Records contained in a dataset:
───
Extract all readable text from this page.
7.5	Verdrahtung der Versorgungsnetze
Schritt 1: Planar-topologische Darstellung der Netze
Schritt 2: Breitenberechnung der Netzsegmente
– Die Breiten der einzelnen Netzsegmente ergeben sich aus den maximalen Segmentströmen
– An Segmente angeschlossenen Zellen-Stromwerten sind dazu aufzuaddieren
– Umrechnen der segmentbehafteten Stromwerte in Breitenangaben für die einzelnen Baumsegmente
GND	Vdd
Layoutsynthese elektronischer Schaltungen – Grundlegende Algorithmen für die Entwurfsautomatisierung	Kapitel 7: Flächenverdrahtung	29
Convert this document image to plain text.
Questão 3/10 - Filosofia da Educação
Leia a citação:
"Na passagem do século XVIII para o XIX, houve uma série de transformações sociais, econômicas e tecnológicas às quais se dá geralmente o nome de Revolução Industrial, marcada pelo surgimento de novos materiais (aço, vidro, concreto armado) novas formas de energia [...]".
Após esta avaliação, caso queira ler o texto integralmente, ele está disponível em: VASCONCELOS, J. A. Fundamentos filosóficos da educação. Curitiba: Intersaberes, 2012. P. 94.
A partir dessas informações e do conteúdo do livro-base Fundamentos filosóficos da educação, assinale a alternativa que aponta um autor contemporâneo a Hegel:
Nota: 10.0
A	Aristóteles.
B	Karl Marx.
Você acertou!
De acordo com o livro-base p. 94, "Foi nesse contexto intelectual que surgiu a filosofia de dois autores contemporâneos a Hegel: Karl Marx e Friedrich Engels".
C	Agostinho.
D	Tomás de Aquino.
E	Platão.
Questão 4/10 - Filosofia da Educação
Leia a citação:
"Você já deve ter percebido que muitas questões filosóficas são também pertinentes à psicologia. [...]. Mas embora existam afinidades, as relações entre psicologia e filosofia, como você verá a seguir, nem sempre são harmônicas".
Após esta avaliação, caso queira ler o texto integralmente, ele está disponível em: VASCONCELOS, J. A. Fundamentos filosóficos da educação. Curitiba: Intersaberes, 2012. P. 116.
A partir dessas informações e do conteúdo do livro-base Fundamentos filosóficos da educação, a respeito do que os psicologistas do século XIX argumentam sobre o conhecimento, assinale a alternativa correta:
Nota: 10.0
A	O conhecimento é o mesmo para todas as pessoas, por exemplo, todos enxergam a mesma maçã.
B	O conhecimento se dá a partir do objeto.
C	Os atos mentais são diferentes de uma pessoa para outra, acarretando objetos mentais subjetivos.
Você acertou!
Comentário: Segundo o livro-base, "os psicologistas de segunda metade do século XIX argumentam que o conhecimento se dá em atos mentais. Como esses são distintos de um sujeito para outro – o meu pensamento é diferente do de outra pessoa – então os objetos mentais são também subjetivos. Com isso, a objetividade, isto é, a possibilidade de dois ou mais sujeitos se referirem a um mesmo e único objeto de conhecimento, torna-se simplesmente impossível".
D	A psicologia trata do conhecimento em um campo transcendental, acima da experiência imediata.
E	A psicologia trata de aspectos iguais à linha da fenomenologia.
───
- TASK DIRECTIONS -
Give the number of lines in the material above that have the word "Questão" in them, and nothing more.

- FULL RESPONSE -
2